Each line of the material below that holds the word "brake" needs to be copied.

::: Material for the task

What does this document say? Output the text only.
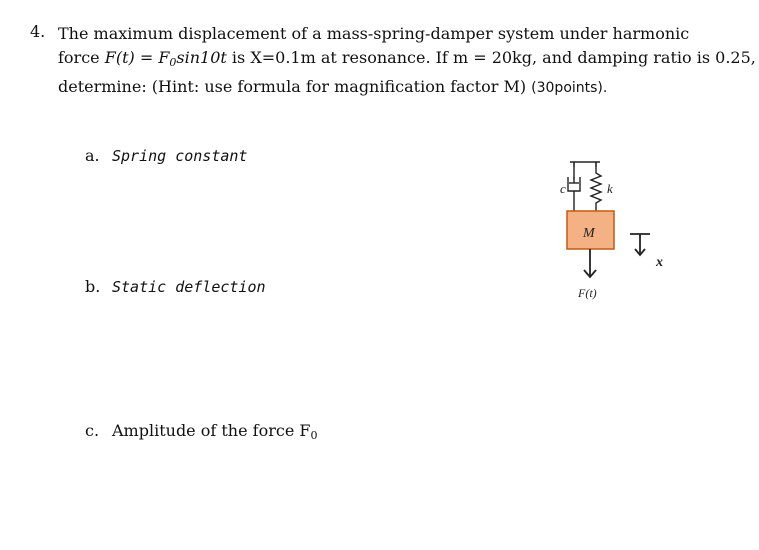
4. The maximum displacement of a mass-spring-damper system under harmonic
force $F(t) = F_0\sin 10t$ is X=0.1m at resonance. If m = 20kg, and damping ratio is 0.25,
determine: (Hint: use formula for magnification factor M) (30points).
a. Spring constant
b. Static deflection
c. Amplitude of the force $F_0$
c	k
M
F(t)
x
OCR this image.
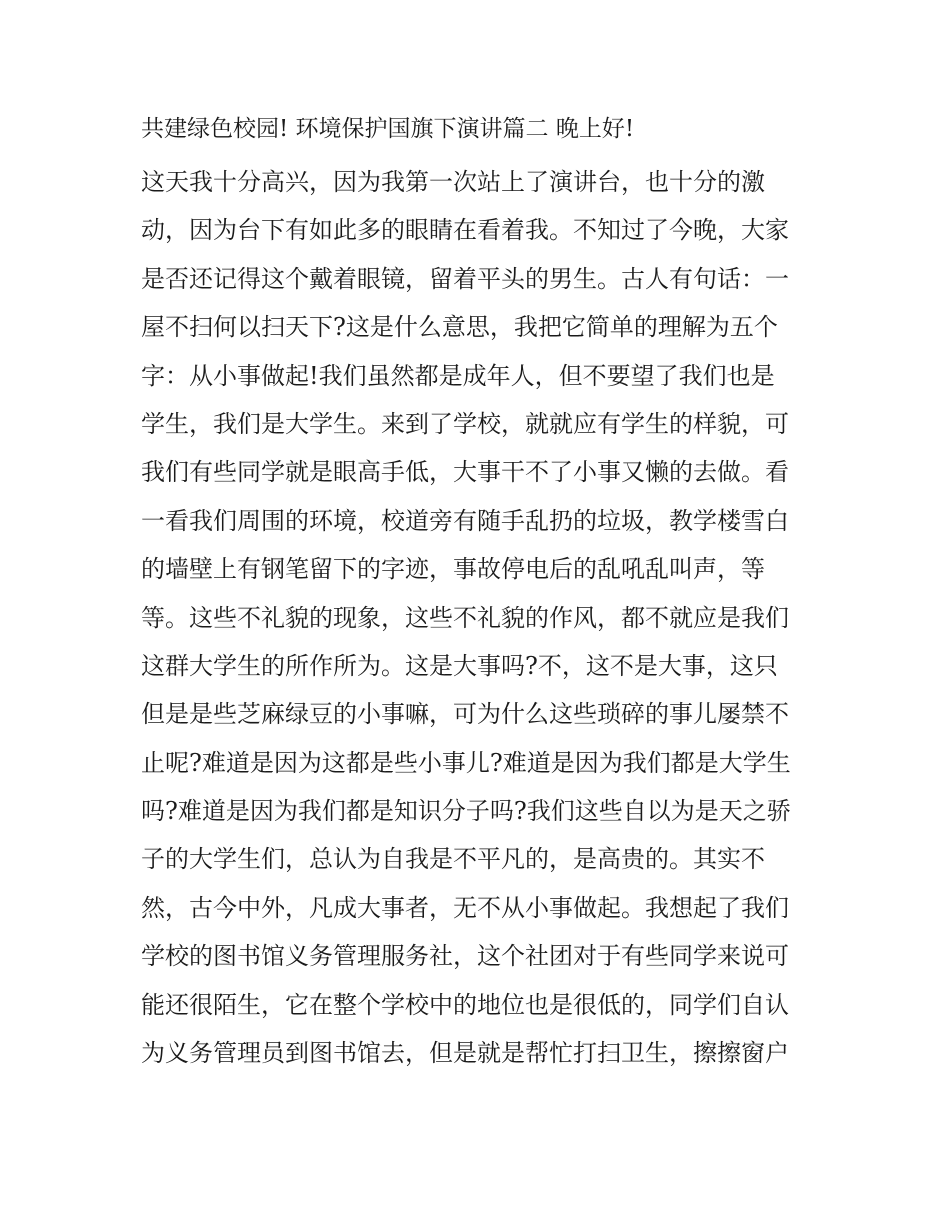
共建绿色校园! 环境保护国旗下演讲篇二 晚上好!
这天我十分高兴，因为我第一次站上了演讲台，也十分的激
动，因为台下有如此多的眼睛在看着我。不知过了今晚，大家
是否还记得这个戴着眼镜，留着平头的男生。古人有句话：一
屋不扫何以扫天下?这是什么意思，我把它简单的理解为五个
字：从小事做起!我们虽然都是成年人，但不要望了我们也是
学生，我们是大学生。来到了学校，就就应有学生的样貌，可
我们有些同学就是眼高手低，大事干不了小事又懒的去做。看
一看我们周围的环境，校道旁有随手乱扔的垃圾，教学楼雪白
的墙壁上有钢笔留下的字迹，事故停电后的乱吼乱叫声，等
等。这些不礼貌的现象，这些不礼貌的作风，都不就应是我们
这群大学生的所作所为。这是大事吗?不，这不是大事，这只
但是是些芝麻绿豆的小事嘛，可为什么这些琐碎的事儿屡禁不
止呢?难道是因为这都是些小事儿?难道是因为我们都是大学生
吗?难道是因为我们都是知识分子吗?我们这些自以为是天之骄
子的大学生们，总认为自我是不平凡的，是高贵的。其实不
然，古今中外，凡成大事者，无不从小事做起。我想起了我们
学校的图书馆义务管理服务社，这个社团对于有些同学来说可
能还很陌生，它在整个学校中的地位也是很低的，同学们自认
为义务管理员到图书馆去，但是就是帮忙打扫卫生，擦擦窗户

::::::
::: Material for the task

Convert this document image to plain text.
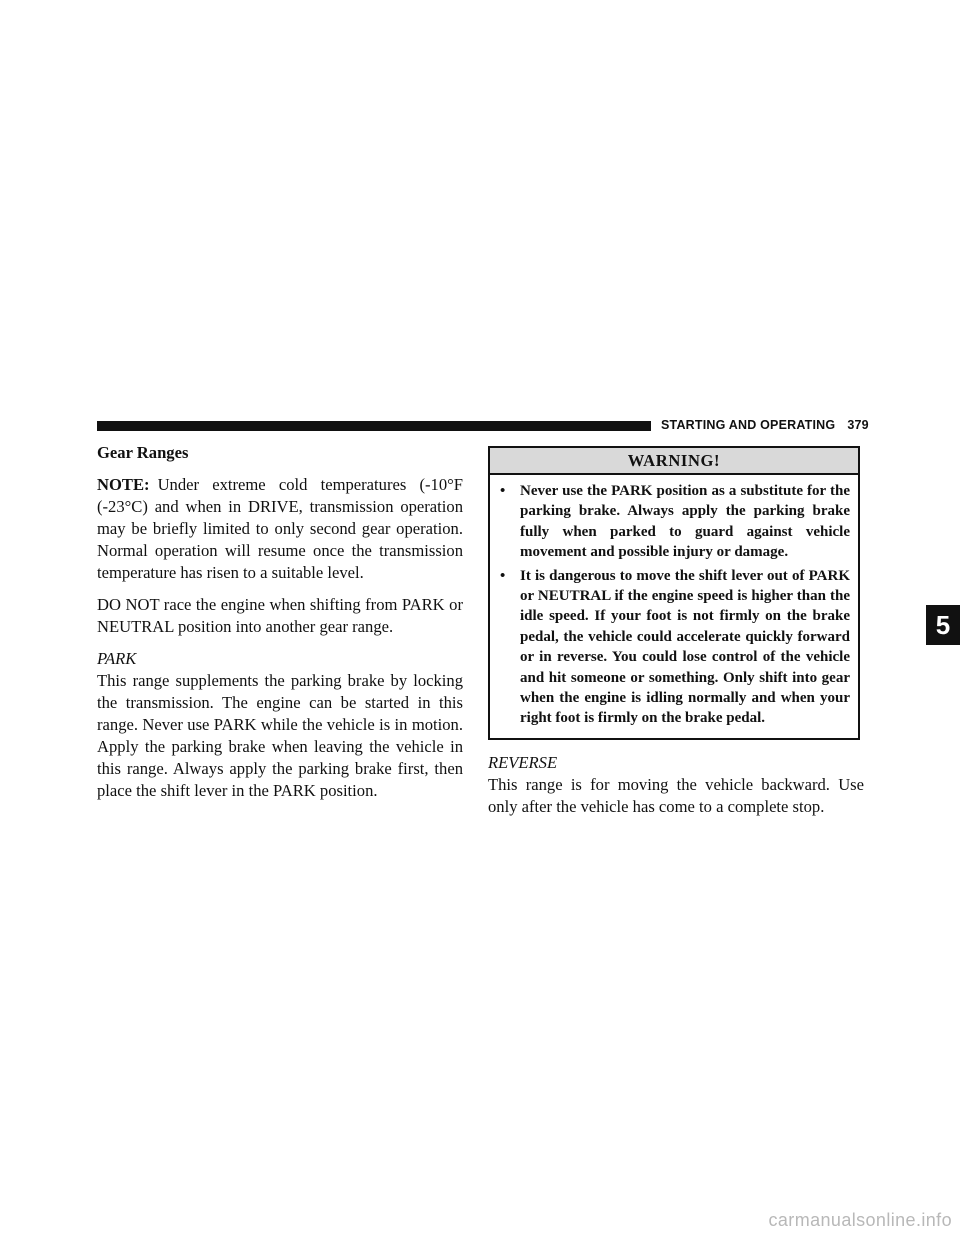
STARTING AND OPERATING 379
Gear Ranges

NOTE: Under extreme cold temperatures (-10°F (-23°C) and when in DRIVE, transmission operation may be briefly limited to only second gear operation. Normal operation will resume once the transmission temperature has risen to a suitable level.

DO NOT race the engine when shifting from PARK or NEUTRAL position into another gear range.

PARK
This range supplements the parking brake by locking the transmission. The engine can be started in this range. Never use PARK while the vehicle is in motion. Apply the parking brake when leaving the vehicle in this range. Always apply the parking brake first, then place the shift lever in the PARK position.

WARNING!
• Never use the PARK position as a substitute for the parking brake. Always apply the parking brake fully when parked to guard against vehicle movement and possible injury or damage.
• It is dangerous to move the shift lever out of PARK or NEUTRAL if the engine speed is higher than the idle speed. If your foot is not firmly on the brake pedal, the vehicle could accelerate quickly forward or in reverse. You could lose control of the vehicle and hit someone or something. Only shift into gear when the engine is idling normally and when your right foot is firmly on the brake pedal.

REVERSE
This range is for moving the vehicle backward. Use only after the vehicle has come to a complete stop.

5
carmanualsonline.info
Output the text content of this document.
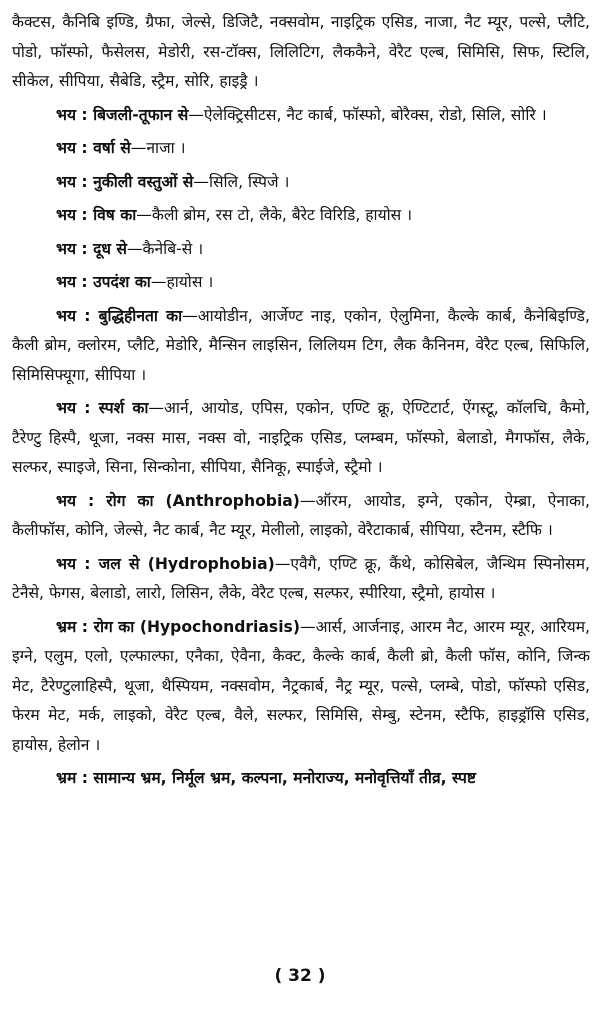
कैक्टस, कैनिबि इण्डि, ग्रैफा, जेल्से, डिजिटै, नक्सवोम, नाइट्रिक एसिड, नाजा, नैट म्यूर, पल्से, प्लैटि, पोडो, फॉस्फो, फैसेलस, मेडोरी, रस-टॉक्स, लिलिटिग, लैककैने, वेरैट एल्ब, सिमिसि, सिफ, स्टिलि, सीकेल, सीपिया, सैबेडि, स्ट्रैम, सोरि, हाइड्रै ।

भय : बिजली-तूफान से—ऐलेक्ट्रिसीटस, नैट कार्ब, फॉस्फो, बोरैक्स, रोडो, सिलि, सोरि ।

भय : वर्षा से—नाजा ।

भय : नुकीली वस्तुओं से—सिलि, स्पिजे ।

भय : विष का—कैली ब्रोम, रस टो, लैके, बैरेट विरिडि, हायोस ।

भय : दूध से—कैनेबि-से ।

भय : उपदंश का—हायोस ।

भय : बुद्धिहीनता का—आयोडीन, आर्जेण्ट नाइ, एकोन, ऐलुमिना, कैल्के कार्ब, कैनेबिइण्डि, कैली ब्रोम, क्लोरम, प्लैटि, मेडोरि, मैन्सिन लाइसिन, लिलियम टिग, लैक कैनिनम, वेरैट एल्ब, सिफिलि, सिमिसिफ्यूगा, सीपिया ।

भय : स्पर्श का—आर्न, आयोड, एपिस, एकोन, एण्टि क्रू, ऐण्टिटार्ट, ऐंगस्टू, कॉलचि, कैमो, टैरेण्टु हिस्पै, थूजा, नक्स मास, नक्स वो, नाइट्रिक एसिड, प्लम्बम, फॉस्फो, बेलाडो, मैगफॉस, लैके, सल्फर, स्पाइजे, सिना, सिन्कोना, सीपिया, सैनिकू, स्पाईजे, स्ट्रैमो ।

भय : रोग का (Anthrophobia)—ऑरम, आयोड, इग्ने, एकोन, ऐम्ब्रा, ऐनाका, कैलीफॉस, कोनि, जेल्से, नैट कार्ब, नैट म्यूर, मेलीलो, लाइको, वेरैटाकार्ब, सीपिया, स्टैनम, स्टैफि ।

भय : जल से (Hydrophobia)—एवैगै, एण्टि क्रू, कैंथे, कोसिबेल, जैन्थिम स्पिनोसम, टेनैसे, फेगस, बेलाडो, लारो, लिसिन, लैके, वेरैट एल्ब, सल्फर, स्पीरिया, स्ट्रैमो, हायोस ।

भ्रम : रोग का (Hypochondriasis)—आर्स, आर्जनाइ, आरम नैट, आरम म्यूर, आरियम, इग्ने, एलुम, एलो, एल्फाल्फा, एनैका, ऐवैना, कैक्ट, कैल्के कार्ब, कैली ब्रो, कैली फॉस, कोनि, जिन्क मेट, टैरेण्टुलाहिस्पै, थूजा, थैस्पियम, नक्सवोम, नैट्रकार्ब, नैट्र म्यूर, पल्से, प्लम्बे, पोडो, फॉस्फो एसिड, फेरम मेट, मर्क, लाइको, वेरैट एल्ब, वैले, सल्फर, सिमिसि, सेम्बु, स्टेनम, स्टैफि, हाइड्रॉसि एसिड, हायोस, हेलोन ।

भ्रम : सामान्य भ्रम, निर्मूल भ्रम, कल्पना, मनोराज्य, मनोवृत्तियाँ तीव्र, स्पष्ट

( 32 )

::::::
::: Material for the task

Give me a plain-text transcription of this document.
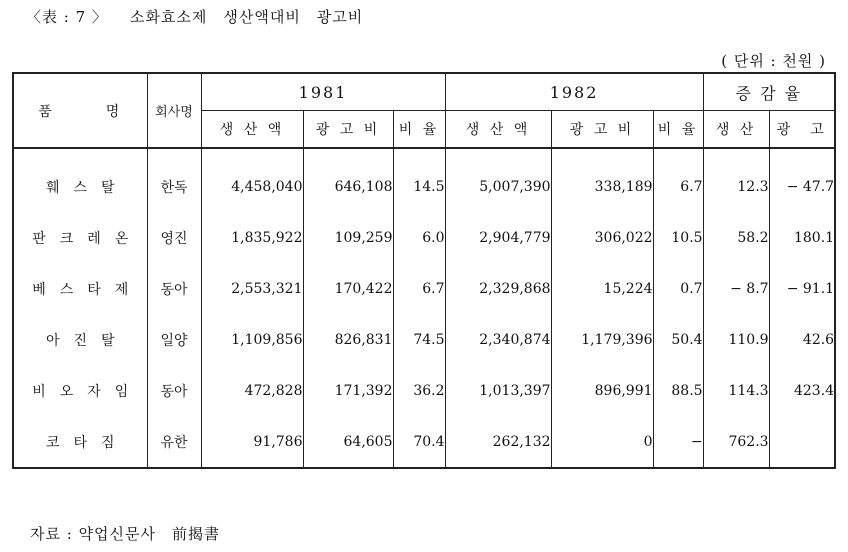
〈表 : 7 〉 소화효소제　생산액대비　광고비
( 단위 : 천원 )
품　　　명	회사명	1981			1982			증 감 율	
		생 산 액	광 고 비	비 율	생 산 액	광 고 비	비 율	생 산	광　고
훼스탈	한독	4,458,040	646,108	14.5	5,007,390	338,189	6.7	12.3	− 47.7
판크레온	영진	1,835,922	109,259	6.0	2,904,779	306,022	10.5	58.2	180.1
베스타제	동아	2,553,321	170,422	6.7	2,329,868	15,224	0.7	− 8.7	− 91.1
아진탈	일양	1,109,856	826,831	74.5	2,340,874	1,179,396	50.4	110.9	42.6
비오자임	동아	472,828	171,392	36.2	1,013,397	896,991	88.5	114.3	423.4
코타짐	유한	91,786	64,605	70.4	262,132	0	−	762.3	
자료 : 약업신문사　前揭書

::::::

### Problem solution:
This range supplements the parking brake by locking the transmission. The engine can be started in this range. Never use PARK while the vehicle is in motion. Apply the parking brake when leaving the vehicle in this range. Always apply the parking brake first, then place the shift lever in the PARK position.
• Never use the PARK position as a substitute for the parking brake. Always apply the parking brake fully when parked to guard against vehicle movement and possible injury or damage.
• It is dangerous to move the shift lever out of PARK or NEUTRAL if the engine speed is higher than the idle speed. If your foot is not firmly on the brake pedal, the vehicle could accelerate quickly forward or in reverse. You could lose control of the vehicle and hit someone or something. Only shift into gear when the engine is idling normally and when your right foot is firmly on the brake pedal.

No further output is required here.